## EXERCISE GOAL
Give the count of lines in the data that include the string "снігу", with no added remarks.

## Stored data
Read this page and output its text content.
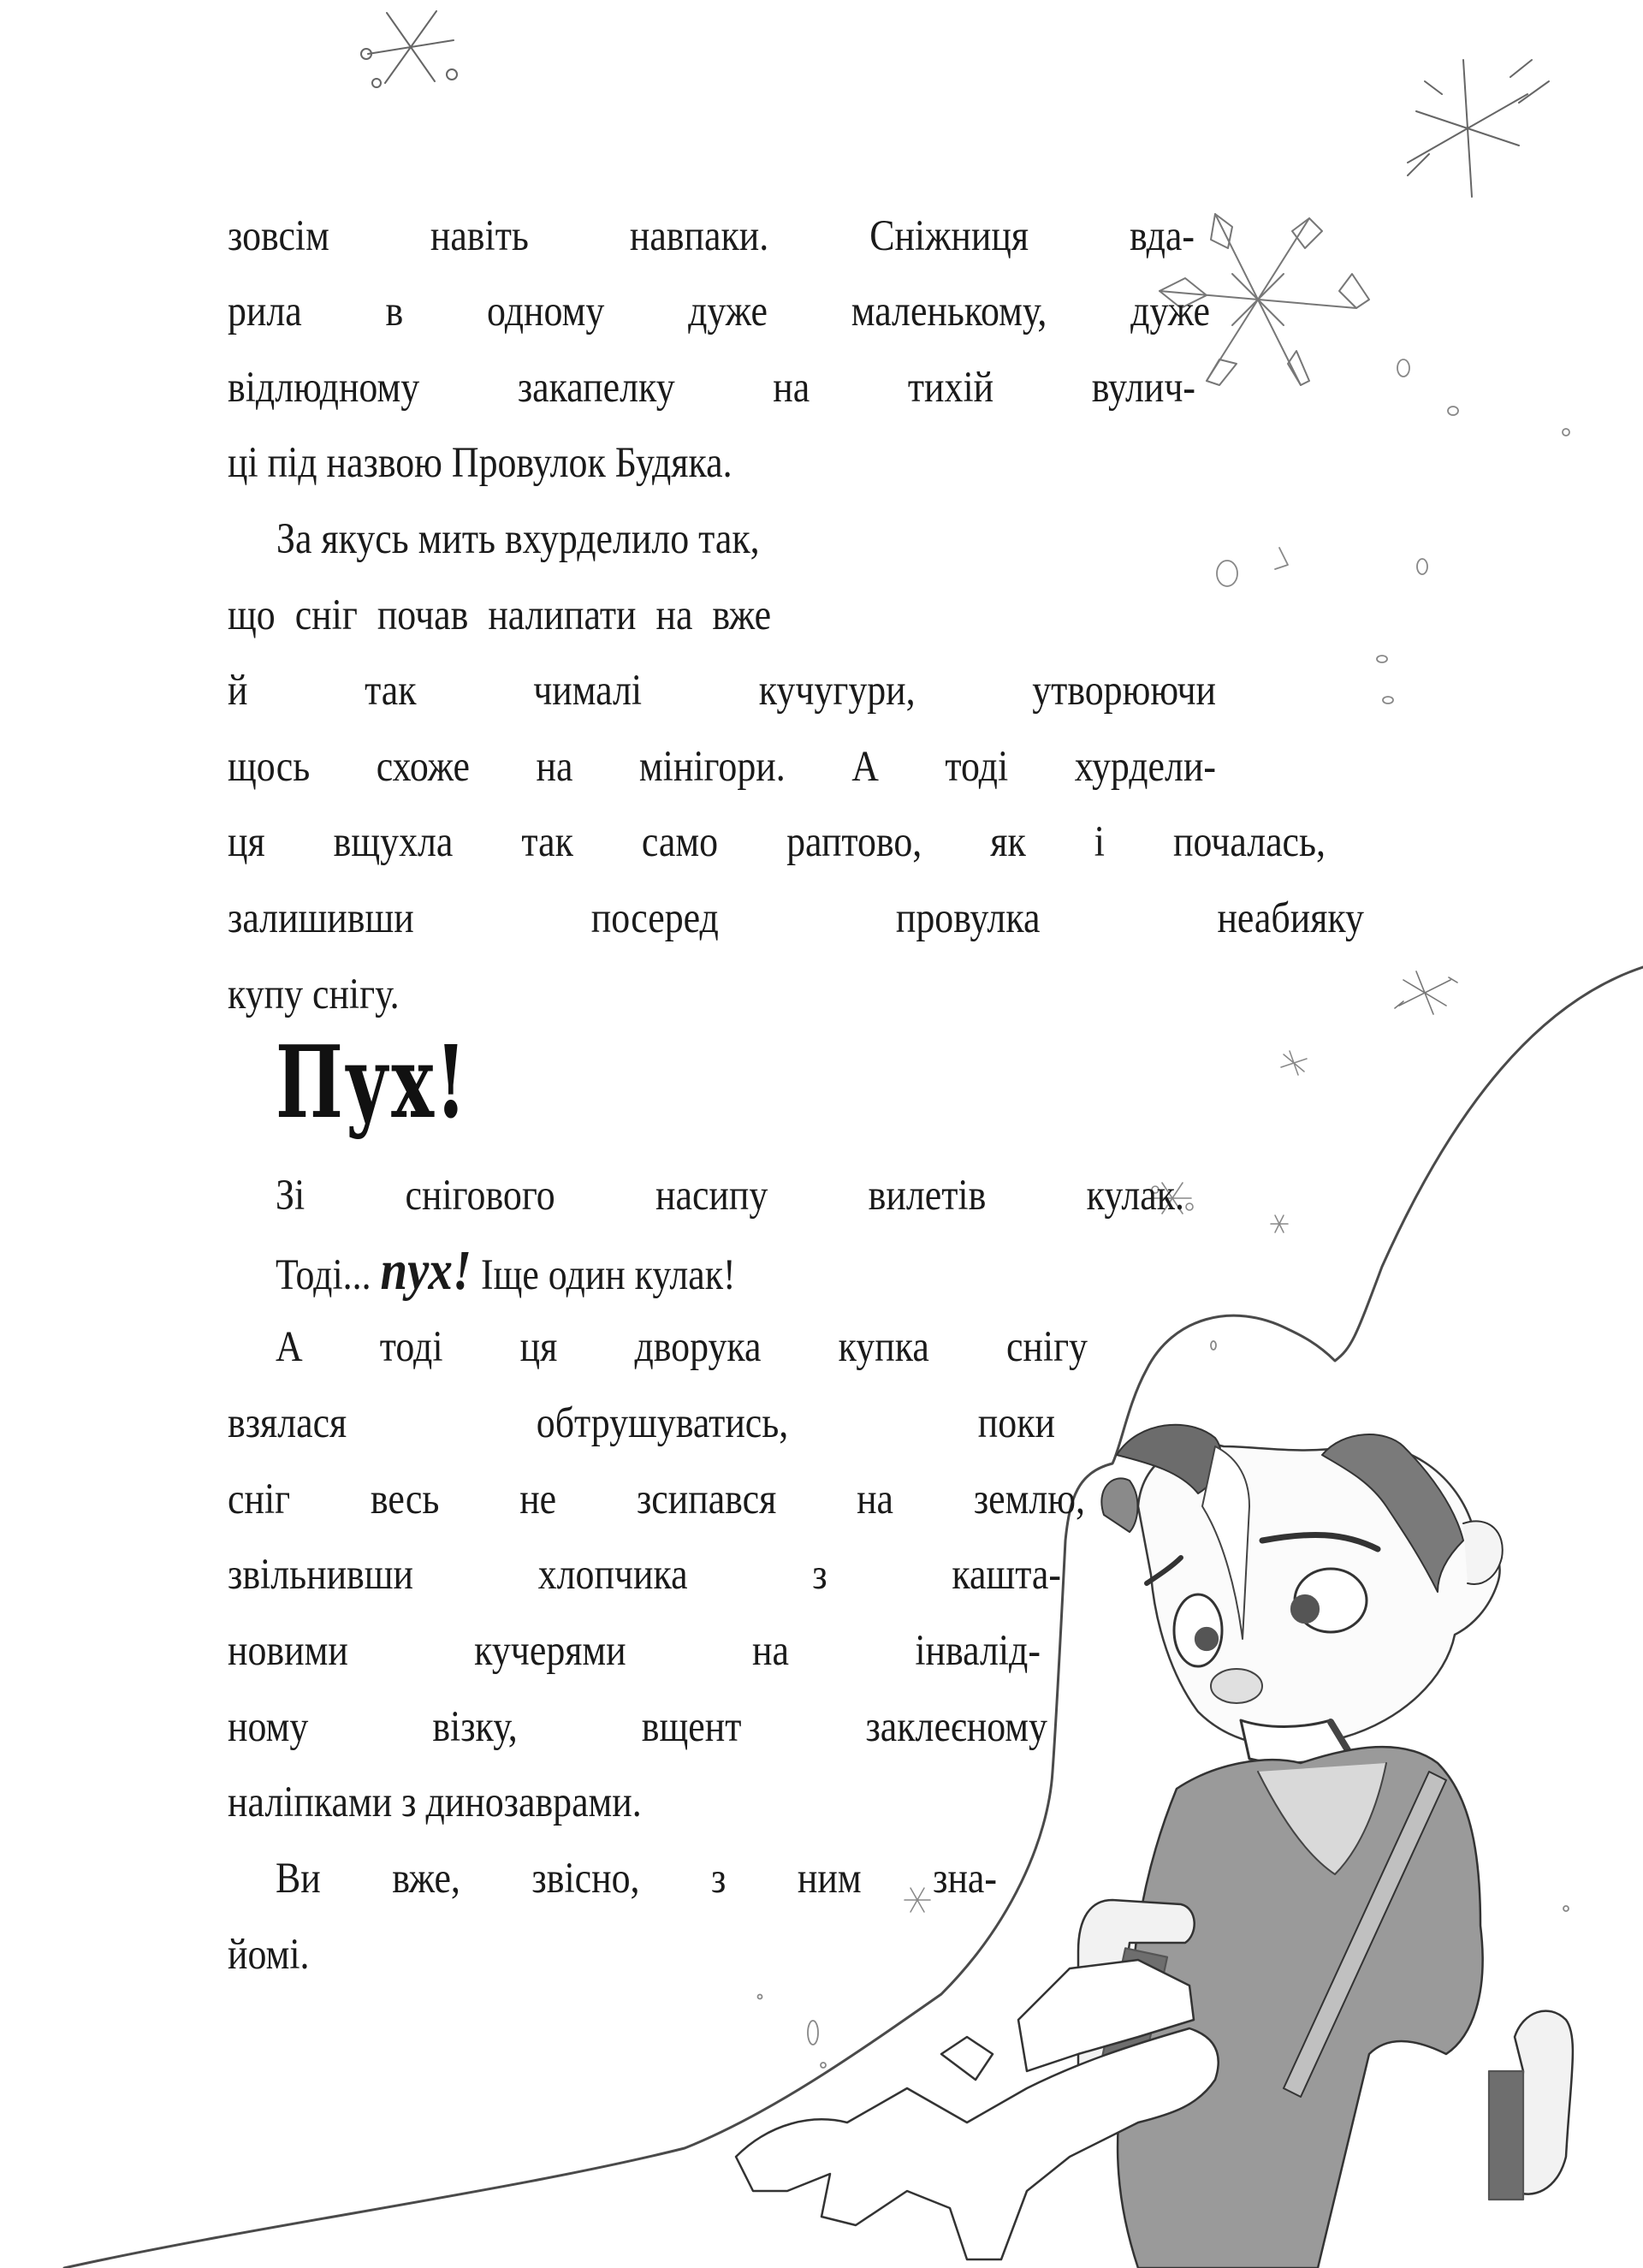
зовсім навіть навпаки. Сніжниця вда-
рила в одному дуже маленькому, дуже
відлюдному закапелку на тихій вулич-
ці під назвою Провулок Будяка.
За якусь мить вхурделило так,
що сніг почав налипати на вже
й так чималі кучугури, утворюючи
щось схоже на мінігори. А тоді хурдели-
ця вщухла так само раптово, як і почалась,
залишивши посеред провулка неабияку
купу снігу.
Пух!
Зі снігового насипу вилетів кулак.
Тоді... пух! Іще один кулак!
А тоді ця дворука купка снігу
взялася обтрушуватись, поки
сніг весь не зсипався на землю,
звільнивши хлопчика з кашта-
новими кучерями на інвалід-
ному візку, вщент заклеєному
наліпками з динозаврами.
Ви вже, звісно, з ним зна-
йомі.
* * *
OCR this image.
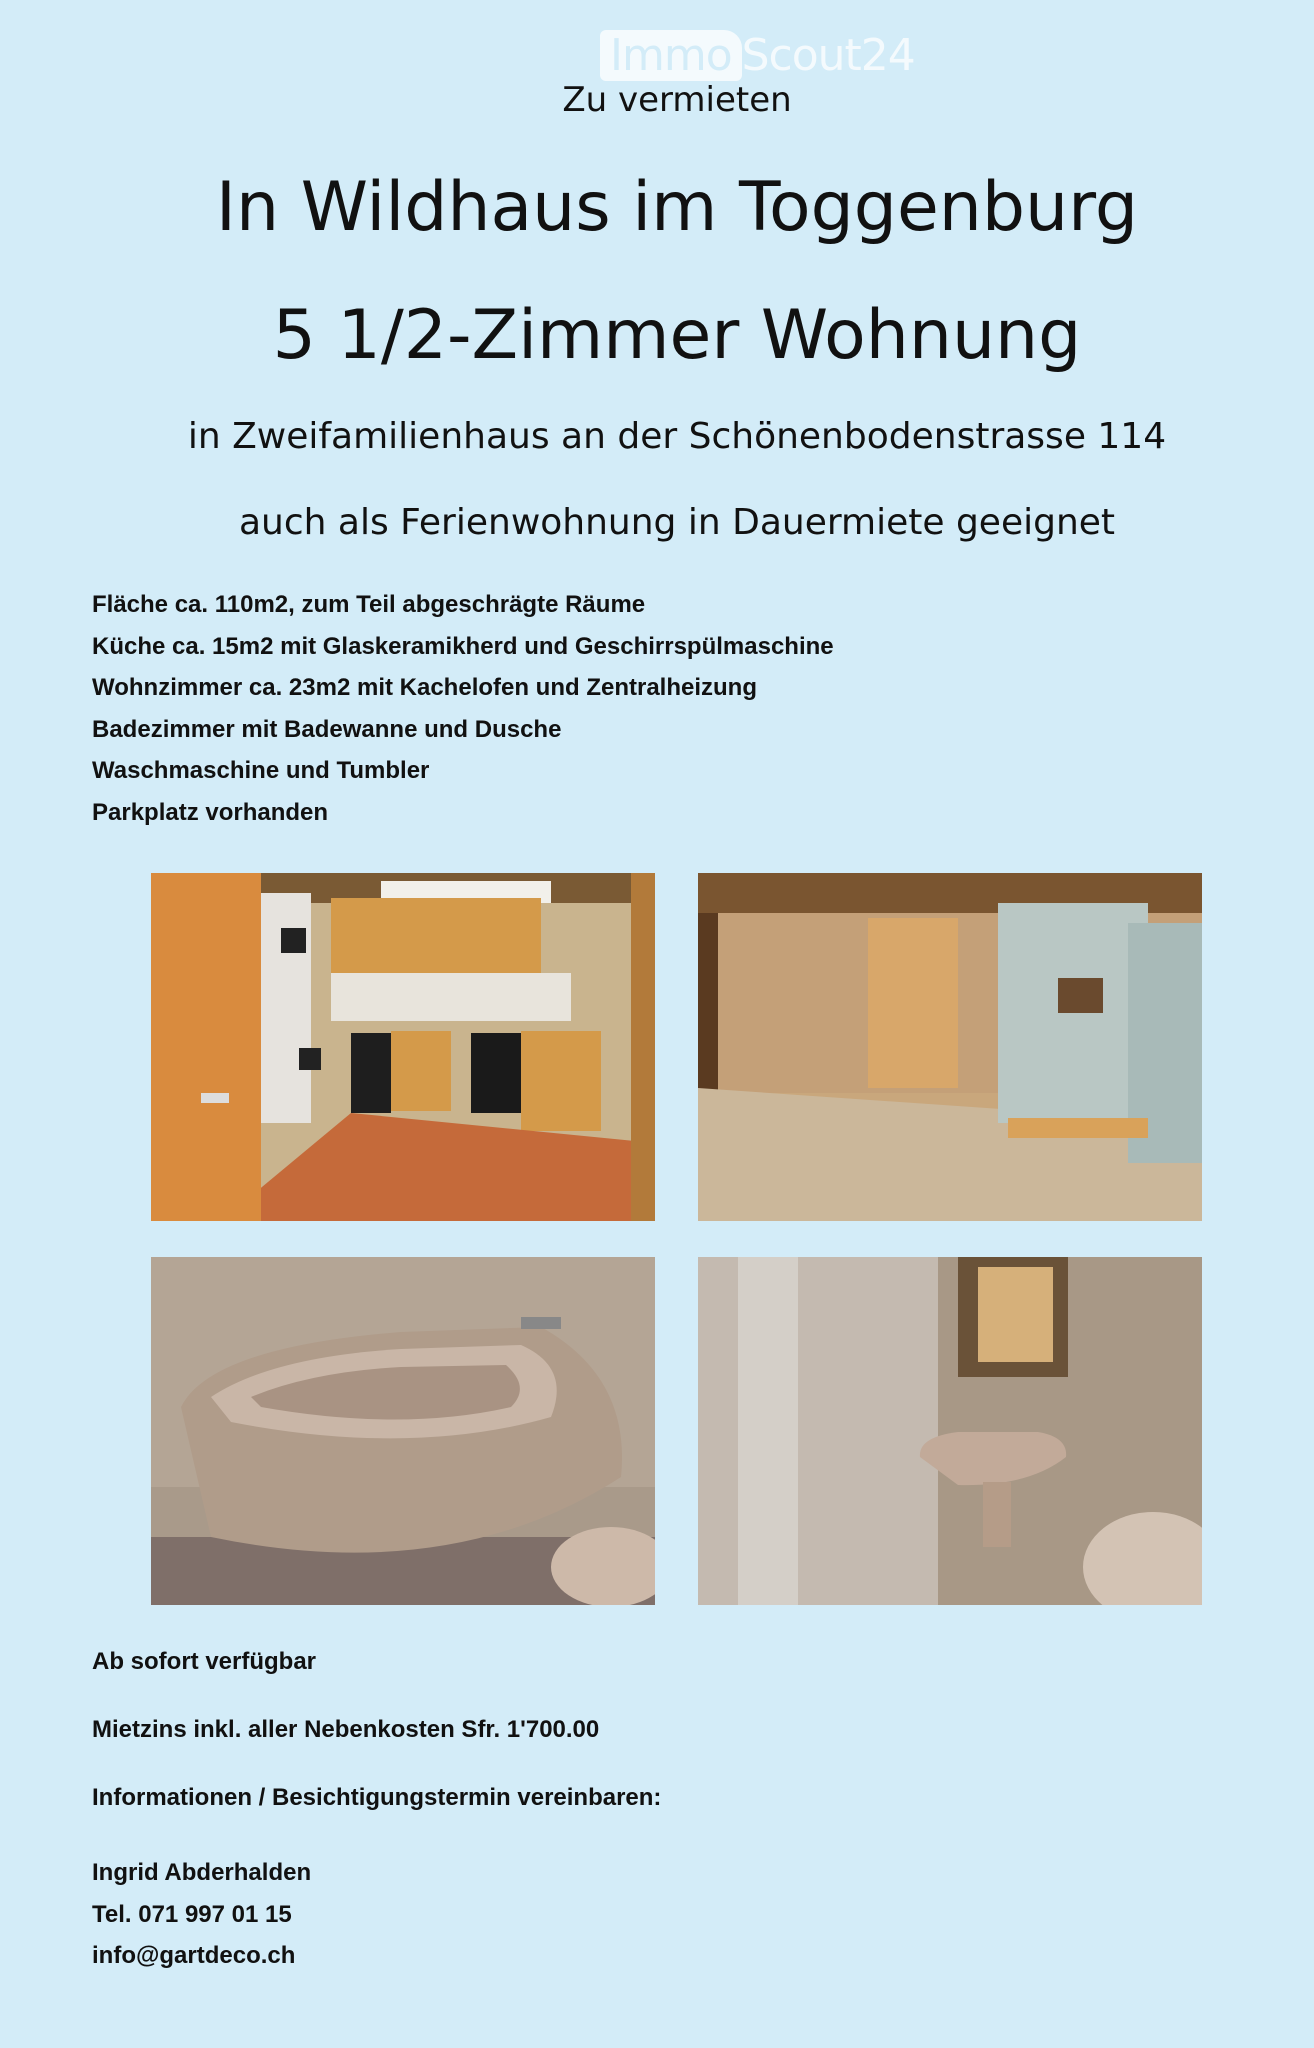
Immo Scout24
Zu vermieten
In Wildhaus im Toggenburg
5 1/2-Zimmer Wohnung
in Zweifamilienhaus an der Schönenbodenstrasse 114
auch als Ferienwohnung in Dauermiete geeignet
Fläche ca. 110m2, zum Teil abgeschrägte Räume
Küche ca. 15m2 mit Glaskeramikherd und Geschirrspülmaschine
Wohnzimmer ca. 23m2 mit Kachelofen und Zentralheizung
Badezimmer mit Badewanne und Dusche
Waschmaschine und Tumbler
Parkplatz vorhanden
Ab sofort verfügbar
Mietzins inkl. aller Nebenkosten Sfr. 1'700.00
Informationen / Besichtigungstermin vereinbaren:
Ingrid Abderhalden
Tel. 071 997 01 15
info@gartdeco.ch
---
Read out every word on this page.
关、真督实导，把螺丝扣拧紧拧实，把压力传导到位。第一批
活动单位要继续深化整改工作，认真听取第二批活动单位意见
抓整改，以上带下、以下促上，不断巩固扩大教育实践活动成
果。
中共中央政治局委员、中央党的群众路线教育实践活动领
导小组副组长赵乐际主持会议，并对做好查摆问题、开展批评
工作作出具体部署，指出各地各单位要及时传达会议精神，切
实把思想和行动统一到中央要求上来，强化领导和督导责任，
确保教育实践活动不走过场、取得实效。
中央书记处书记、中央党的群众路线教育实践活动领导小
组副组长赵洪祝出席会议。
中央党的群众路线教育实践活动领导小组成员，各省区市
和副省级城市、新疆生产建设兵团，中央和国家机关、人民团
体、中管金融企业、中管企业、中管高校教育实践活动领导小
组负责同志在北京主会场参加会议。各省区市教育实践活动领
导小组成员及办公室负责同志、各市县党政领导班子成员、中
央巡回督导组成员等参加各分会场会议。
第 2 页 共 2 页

## EXERCISE ANSWER
2